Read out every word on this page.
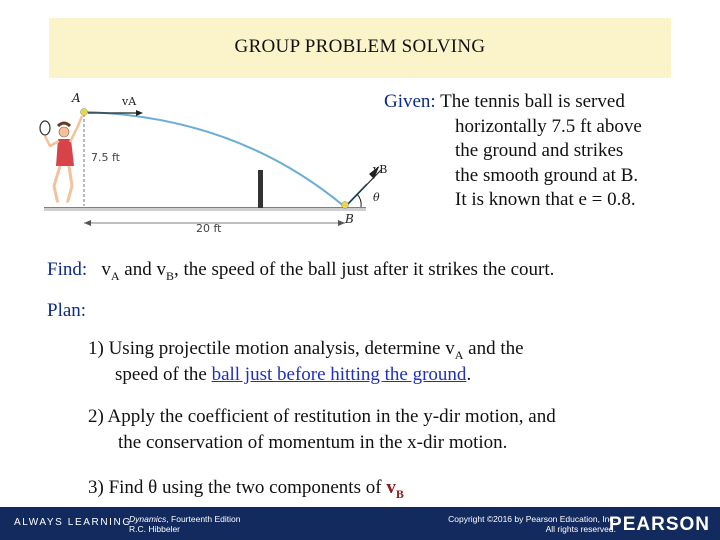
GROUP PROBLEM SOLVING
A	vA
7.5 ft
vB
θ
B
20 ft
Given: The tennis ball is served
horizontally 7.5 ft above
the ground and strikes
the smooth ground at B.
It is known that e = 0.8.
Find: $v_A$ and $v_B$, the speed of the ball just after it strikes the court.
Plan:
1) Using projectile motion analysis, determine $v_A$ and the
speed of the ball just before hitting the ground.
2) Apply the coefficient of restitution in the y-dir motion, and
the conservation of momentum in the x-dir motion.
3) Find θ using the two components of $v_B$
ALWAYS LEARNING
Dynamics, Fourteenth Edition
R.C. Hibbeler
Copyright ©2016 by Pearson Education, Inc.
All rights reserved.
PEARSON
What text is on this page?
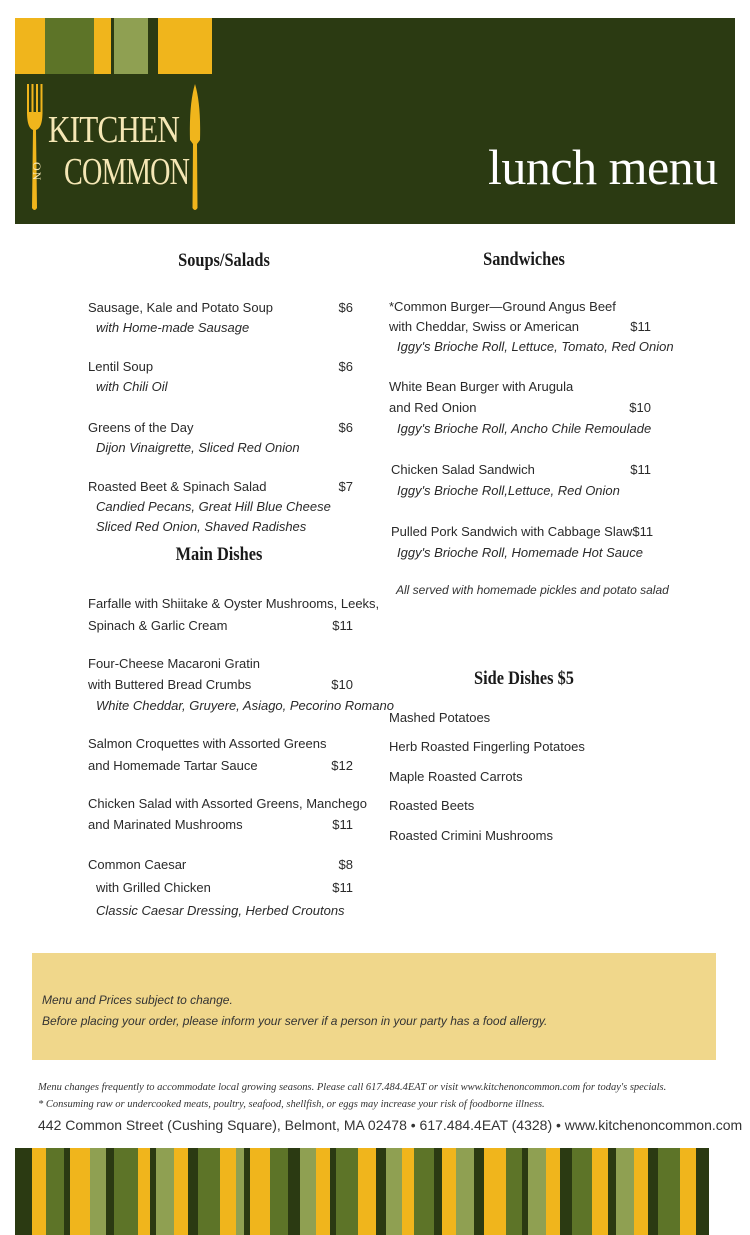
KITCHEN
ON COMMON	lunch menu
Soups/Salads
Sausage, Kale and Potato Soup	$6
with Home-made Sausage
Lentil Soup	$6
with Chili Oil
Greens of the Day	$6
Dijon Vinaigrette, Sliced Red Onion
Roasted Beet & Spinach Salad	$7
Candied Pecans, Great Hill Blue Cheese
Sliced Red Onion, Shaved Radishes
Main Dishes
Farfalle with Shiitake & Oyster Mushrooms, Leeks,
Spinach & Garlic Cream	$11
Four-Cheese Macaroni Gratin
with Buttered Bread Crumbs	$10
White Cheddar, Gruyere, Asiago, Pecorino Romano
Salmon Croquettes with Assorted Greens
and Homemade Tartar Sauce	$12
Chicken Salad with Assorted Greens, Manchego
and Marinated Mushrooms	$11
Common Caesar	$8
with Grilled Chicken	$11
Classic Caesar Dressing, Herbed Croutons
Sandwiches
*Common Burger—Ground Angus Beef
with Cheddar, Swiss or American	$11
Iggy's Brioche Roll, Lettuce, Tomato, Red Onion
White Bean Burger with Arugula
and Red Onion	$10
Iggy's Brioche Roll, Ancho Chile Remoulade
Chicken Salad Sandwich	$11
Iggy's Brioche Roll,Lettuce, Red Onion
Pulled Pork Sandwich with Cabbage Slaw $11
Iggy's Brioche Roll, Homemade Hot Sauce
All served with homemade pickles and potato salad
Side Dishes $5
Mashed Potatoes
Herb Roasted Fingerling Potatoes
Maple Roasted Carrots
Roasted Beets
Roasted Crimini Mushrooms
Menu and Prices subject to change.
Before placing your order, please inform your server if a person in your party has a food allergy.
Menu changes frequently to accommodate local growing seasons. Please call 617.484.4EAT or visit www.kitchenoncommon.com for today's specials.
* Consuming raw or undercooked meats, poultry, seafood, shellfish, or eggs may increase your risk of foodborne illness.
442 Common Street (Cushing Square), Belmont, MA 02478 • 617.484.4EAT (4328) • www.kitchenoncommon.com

* * *

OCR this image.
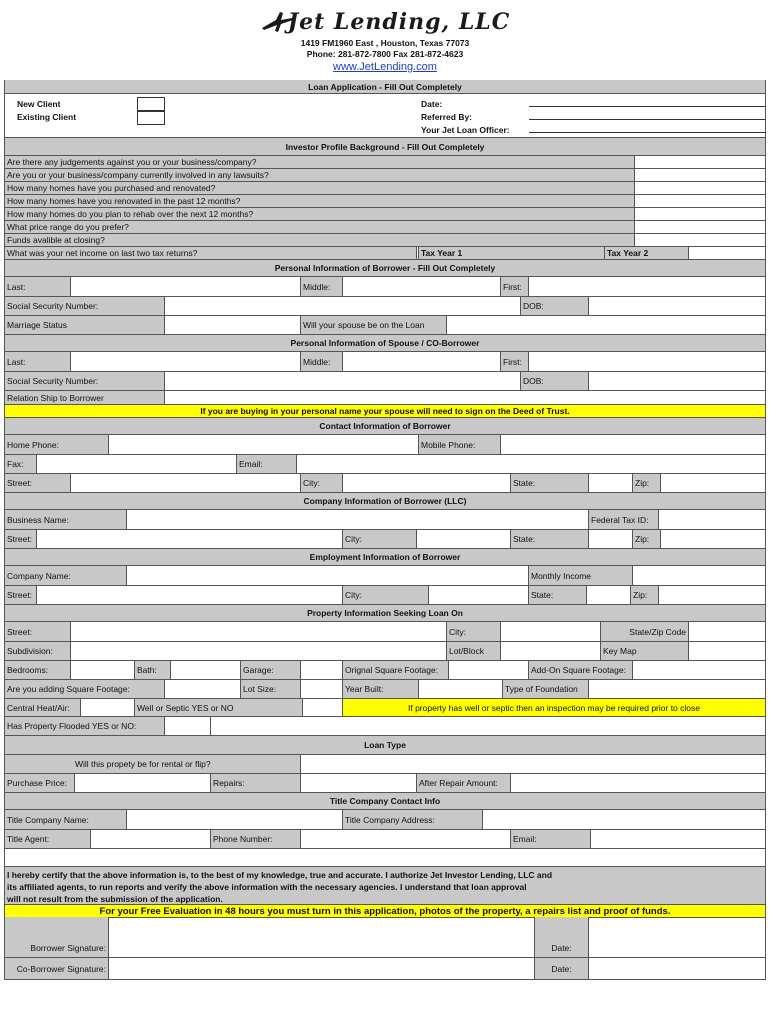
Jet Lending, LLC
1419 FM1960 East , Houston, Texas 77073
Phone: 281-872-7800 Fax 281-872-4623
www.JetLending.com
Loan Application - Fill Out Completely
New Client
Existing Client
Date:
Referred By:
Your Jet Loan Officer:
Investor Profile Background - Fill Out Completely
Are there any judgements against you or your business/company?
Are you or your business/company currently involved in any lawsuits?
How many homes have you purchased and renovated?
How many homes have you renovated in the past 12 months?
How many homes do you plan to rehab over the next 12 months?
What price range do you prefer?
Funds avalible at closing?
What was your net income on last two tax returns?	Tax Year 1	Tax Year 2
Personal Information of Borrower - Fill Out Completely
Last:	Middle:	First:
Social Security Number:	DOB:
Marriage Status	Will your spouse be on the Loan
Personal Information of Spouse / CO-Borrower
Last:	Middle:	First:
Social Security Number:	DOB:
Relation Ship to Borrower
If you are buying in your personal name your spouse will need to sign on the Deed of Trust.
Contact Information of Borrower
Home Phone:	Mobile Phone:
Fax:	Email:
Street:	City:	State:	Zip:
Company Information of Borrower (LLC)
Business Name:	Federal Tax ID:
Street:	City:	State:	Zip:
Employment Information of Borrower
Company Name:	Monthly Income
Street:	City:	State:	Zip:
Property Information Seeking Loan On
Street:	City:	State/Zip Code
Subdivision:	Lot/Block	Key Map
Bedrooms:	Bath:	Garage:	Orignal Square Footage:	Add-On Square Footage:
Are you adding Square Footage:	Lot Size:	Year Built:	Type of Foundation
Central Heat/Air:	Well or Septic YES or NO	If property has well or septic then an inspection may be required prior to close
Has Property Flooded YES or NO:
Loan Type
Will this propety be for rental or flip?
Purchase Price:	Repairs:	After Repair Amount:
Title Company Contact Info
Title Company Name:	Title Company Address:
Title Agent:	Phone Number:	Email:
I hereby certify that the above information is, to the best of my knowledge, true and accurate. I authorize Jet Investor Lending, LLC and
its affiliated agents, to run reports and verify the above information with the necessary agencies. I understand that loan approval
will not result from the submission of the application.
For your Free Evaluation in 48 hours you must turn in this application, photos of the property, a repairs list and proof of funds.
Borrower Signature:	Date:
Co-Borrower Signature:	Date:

=== SHORT PROBLEM ===
From the data above, copy out every line with the string "just" in it.

=== WRITTEN RESPONSE ===
Find: $v_A$ and $v_B$, the speed of the ball just after it strikes the court.
speed of the ball just before hitting the ground.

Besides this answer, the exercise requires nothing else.